Lift out all lines below that contain "uudet".

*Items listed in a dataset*
------------------------

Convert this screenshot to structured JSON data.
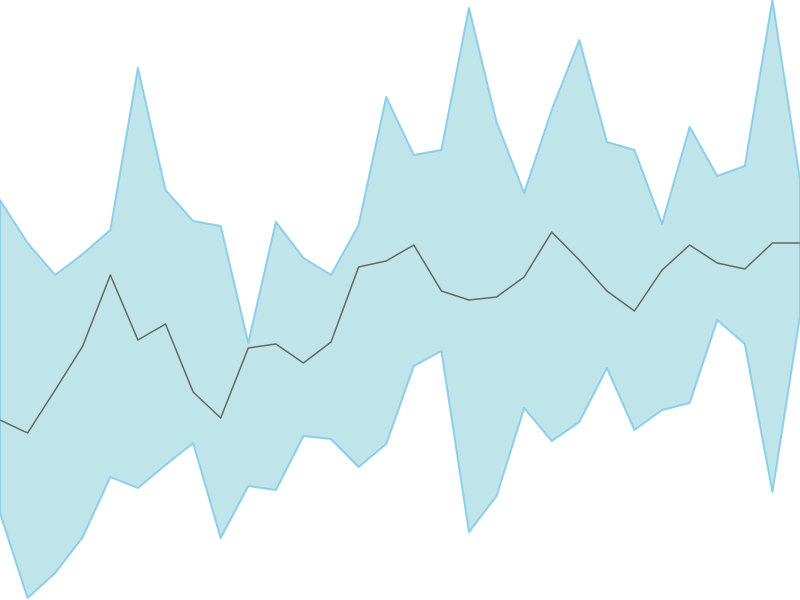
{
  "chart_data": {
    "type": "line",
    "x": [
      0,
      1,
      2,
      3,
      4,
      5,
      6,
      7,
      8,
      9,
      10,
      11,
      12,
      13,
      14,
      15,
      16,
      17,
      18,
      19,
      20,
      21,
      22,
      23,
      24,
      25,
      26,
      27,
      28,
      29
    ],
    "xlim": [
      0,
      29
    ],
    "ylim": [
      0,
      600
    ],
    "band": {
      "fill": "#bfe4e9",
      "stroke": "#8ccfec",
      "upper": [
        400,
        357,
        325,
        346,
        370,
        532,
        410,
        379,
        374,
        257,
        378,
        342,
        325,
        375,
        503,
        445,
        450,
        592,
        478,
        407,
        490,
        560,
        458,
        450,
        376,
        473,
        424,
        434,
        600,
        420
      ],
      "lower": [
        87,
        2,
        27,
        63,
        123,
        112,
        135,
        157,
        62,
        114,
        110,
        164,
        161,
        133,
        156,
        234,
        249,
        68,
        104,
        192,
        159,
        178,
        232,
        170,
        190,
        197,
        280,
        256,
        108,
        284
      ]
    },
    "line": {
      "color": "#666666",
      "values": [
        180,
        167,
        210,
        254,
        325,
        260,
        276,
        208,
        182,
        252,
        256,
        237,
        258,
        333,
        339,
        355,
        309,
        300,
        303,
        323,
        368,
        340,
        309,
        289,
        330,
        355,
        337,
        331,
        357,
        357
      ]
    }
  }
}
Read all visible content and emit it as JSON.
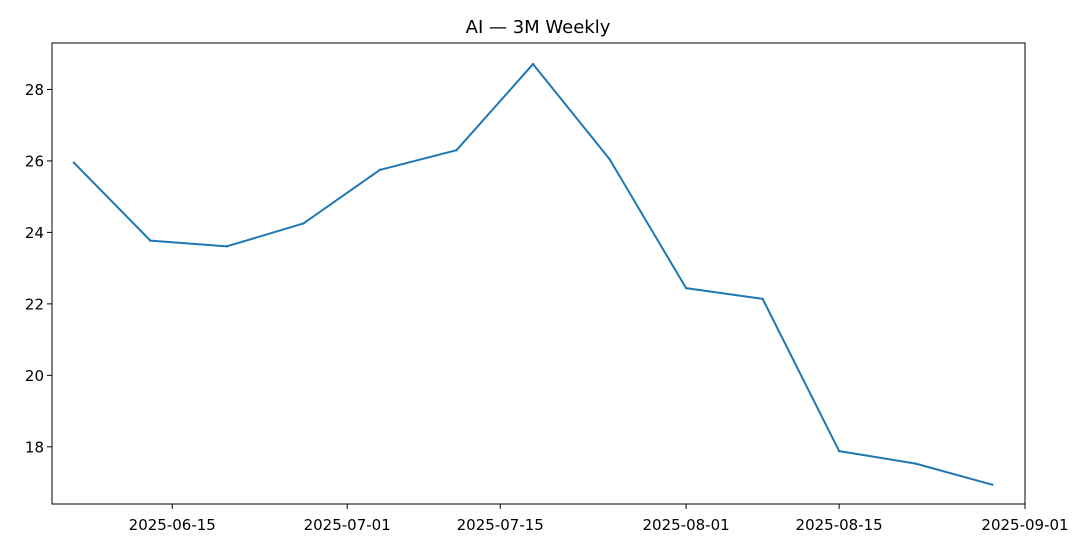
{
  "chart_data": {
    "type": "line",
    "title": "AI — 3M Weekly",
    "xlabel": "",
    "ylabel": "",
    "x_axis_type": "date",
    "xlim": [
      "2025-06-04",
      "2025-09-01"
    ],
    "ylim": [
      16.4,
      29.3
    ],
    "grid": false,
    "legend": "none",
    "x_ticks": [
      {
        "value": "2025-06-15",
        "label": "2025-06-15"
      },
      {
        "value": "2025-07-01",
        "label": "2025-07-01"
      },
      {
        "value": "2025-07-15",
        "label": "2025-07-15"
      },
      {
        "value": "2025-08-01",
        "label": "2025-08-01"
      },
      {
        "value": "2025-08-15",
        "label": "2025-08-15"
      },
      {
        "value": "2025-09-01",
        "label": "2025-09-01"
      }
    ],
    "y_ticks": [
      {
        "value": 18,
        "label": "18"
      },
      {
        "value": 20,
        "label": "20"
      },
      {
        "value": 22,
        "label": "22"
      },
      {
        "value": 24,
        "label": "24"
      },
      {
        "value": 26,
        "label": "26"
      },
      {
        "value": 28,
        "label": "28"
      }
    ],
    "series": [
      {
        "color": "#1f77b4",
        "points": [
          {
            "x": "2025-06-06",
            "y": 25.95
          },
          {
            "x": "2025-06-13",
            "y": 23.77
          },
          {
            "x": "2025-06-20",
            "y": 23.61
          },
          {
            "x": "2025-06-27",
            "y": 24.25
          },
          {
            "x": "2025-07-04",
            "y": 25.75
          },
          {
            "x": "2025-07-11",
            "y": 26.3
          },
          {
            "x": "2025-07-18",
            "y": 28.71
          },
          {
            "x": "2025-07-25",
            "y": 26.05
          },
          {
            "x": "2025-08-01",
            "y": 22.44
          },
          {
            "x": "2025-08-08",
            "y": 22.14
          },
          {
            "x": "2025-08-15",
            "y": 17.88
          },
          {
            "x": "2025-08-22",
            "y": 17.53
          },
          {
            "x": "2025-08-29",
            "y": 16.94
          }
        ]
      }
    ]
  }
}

------------------------

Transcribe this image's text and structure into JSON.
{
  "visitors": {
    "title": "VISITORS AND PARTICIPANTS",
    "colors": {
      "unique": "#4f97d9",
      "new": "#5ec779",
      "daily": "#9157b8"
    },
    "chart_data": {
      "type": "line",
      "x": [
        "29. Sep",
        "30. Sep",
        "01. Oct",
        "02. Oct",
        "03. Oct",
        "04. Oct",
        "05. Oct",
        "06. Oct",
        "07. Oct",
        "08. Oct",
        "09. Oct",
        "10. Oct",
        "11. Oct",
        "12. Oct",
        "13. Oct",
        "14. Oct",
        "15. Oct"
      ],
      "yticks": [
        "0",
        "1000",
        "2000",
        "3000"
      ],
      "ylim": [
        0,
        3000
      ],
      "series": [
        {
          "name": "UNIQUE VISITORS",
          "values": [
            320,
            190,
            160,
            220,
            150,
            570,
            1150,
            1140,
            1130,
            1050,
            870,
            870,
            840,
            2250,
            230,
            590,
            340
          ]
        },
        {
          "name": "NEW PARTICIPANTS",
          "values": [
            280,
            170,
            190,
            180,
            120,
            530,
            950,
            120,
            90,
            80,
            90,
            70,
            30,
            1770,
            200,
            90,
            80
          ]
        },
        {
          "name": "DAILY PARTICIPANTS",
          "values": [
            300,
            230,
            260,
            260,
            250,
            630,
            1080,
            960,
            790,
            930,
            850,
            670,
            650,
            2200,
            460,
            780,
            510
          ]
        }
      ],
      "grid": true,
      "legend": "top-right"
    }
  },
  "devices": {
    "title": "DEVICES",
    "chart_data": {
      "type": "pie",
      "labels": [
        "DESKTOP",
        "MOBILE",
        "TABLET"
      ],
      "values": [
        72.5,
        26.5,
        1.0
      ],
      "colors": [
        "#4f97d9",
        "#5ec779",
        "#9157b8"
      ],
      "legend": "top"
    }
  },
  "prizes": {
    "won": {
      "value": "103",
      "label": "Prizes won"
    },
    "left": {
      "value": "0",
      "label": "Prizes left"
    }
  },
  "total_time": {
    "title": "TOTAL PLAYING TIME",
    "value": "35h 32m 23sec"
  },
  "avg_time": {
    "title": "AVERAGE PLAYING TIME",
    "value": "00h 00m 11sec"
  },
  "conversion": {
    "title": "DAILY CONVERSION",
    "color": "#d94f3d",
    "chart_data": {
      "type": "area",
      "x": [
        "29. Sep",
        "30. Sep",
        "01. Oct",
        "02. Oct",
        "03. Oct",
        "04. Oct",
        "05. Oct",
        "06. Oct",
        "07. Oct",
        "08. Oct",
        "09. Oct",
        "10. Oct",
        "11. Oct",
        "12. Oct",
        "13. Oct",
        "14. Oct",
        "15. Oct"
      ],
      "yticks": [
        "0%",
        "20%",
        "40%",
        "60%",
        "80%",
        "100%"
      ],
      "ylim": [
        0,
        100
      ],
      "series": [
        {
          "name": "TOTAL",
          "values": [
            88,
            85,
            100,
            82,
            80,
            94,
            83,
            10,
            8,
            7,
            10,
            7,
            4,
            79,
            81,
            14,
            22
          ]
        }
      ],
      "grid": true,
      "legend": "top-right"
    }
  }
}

------------------------

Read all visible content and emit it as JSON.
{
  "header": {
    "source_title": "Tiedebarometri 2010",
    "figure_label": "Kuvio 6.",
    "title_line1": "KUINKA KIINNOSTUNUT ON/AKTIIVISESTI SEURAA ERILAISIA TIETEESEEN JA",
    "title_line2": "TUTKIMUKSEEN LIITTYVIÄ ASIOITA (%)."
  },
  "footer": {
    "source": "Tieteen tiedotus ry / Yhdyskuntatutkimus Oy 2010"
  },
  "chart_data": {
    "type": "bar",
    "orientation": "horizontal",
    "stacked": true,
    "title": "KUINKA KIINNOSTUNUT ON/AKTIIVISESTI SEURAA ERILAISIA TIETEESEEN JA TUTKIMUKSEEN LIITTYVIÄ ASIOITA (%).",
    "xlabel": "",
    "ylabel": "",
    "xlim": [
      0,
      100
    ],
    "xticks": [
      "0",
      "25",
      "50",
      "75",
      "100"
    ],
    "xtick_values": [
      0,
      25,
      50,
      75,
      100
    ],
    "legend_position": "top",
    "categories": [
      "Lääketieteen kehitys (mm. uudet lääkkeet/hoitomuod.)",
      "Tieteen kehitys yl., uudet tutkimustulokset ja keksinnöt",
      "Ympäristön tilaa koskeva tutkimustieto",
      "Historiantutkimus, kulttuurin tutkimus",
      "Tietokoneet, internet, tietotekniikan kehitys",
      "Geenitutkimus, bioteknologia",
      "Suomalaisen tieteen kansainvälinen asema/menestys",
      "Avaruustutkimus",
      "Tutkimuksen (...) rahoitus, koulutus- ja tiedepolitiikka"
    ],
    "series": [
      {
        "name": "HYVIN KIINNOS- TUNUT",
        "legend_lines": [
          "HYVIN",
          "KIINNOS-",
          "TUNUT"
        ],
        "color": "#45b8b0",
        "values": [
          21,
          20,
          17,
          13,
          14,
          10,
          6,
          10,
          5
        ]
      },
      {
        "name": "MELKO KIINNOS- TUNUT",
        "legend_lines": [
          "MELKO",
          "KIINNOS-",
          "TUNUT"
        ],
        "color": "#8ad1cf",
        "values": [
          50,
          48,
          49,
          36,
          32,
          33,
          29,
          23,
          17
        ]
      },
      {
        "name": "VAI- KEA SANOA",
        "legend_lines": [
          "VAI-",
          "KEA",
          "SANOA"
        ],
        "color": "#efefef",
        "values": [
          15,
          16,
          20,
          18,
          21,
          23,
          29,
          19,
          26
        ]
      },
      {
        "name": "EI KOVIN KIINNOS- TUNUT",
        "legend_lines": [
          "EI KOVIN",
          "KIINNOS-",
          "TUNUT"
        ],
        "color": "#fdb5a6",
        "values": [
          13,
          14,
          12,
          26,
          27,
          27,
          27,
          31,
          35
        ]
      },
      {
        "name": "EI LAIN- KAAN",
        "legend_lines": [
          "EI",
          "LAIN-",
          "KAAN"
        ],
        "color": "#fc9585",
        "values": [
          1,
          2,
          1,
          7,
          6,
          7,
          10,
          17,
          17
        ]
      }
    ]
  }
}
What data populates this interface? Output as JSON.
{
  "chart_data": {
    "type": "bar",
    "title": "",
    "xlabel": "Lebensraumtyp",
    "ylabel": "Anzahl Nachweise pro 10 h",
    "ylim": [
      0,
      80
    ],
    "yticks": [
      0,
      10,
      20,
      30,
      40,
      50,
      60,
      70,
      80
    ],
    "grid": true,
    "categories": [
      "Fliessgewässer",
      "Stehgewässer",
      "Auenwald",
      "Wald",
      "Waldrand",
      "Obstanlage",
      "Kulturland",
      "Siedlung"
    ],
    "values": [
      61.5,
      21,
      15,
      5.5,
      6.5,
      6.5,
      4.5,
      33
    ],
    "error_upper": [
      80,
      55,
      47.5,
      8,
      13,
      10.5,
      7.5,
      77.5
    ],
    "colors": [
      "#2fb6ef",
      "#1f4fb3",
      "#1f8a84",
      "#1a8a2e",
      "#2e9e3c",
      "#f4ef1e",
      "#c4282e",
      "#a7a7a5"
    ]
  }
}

------------------------

*CORRECT RESPONSE*
      "Lääketieteen kehitys (mm. uudet lääkkeet/hoitomuod.)",
      "Tieteen kehitys yl., uudet tutkimustulokset ja keksinnöt",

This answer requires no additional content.